Your task is to give the entries back exactly, leaving nothing out.

____

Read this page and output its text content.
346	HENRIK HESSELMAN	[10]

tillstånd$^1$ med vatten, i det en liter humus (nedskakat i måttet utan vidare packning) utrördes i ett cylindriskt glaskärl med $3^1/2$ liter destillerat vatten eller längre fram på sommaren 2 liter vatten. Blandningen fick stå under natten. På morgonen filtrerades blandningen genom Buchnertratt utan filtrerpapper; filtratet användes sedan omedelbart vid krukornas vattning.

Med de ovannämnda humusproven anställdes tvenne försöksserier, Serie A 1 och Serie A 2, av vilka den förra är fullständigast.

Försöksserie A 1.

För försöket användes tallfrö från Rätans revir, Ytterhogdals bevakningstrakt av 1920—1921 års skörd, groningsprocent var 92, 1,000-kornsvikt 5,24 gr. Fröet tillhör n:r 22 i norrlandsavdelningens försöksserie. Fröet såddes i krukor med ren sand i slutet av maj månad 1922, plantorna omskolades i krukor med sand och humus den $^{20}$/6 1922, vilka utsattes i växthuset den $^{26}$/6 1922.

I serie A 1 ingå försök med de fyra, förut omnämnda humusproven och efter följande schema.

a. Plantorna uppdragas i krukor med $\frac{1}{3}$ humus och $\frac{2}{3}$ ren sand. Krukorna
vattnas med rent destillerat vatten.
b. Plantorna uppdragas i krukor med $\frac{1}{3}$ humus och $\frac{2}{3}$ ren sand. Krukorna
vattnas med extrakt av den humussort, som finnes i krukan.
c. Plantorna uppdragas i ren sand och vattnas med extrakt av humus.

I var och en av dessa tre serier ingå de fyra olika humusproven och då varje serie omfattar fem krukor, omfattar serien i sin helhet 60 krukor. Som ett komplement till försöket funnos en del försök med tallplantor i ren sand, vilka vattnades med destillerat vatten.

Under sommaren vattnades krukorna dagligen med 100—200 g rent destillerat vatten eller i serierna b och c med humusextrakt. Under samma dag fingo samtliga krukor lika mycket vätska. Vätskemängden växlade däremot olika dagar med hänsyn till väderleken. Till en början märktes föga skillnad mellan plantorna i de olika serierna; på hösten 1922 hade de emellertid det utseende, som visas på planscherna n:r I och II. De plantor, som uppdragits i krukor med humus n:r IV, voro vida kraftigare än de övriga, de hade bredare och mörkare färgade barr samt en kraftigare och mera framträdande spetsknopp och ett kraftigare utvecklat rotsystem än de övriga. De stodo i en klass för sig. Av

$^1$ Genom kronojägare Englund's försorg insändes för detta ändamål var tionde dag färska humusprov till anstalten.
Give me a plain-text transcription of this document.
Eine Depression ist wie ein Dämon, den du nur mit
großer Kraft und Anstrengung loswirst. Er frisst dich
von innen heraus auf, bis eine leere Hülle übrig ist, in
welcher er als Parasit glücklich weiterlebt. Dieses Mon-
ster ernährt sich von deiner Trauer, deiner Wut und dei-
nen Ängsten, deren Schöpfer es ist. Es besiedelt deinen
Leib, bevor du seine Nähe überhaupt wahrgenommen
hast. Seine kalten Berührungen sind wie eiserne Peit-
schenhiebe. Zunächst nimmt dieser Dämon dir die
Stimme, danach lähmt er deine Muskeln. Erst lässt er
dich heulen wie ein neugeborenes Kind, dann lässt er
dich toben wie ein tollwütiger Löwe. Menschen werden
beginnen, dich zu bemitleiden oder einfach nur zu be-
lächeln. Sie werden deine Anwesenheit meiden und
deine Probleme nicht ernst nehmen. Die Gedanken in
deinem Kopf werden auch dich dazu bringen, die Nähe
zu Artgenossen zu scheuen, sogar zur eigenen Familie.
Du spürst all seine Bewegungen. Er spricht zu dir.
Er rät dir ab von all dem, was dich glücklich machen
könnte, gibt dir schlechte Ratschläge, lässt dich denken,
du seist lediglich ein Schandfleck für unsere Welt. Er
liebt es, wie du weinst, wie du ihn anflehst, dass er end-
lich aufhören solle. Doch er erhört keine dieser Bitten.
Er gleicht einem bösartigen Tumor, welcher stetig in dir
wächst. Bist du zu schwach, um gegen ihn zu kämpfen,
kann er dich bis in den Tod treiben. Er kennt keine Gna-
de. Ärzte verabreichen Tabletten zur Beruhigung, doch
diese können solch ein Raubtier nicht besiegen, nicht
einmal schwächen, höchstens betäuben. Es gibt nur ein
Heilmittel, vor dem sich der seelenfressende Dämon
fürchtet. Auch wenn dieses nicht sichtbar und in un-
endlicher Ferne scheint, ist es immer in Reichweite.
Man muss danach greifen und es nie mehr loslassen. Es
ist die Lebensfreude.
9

____

__Written reply__
Read this page and output its text content.
346	HENRIK HESSELMAN	[10]

tillstånd$^1$ med vatten, i det en liter humus (nedskakat i måttet utan vidare packning) utrördes i ett cylindriskt glaskärl med $3^1/2$ liter destillerat vatten eller längre fram på sommaren 2 liter vatten. Blandningen fick stå under natten. På morgonen filtrerades blandningen genom Buchnertratt utan filtrerpapper; filtratet användes sedan omedelbart vid krukornas vattning.

Med de ovannämnda humusproven anställdes tvenne försöksserier, Serie A 1 och Serie A 2, av vilka den förra är fullständigast.

Försöksserie A 1.

För försöket användes tallfrö från Rätans revir, Ytterhogdals bevakningstrakt av 1920—1921 års skörd, groningsprocent var 92, 1,000-kornsvikt 5,24 gr. Fröet tillhör n:r 22 i norrlandsavdelningens försöksserie. Fröet såddes i krukor med ren sand i slutet av maj månad 1922, plantorna omskolades i krukor med sand och humus den $^{20}$/6 1922, vilka utsattes i växthuset den $^{26}$/6 1922.

I serie A 1 ingå försök med de fyra, förut omnämnda humusproven och efter följande schema.

a. Plantorna uppdragas i krukor med $\frac{1}{3}$ humus och $\frac{2}{3}$ ren sand. Krukorna
vattnas med rent destillerat vatten.
b. Plantorna uppdragas i krukor med $\frac{1}{3}$ humus och $\frac{2}{3}$ ren sand. Krukorna
vattnas med extrakt av den humussort, som finnes i krukan.
c. Plantorna uppdragas i ren sand och vattnas med extrakt av humus.

I var och en av dessa tre serier ingå de fyra olika humusproven och då varje serie omfattar fem krukor, omfattar serien i sin helhet 60 krukor. Som ett komplement till försöket funnos en del försök med tallplantor i ren sand, vilka vattnades med destillerat vatten.

Under sommaren vattnades krukorna dagligen med 100—200 g rent destillerat vatten eller i serierna b och c med humusextrakt. Under samma dag fingo samtliga krukor lika mycket vätska. Vätskemängden växlade däremot olika dagar med hänsyn till väderleken. Till en början märktes föga skillnad mellan plantorna i de olika serierna; på hösten 1922 hade de emellertid det utseende, som visas på planscherna n:r I och II. De plantor, som uppdragits i krukor med humus n:r IV, voro vida kraftigare än de övriga, de hade bredare och mörkare färgade barr samt en kraftigare och mera framträdande spetsknopp och ett kraftigare utvecklat rotsystem än de övriga. De stodo i en klass för sig. Av

$^1$ Genom kronojägare Englund's försorg insändes för detta ändamål var tionde dag färska humusprov till anstalten.
Give me a plain-text transcription of this document.
Eine Depression ist wie ein Dämon, den du nur mit
großer Kraft und Anstrengung loswirst. Er frisst dich
von innen heraus auf, bis eine leere Hülle übrig ist, in
welcher er als Parasit glücklich weiterlebt. Dieses Mon-
ster ernährt sich von deiner Trauer, deiner Wut und dei-
nen Ängsten, deren Schöpfer es ist. Es besiedelt deinen
Leib, bevor du seine Nähe überhaupt wahrgenommen
hast. Seine kalten Berührungen sind wie eiserne Peit-
schenhiebe. Zunächst nimmt dieser Dämon dir die
Stimme, danach lähmt er deine Muskeln. Erst lässt er
dich heulen wie ein neugeborenes Kind, dann lässt er
dich toben wie ein tollwütiger Löwe. Menschen werden
beginnen, dich zu bemitleiden oder einfach nur zu be-
lächeln. Sie werden deine Anwesenheit meiden und
deine Probleme nicht ernst nehmen. Die Gedanken in
deinem Kopf werden auch dich dazu bringen, die Nähe
zu Artgenossen zu scheuen, sogar zur eigenen Familie.
Du spürst all seine Bewegungen. Er spricht zu dir.
Er rät dir ab von all dem, was dich glücklich machen
könnte, gibt dir schlechte Ratschläge, lässt dich denken,
du seist lediglich ein Schandfleck für unsere Welt. Er
liebt es, wie du weinst, wie du ihn anflehst, dass er end-
lich aufhören solle. Doch er erhört keine dieser Bitten.
Er gleicht einem bösartigen Tumor, welcher stetig in dir
wächst. Bist du zu schwach, um gegen ihn zu kämpfen,
kann er dich bis in den Tod treiben. Er kennt keine Gna-
de. Ärzte verabreichen Tabletten zur Beruhigung, doch
diese können solch ein Raubtier nicht besiegen, nicht
einmal schwächen, höchstens betäuben. Es gibt nur ein
Heilmittel, vor dem sich der seelenfressende Dämon
fürchtet. Auch wenn dieses nicht sichtbar und in un-
endlicher Ferne scheint, ist es immer in Reichweite.
Man muss danach greifen und es nie mehr loslassen. Es
ist die Lebensfreude.
9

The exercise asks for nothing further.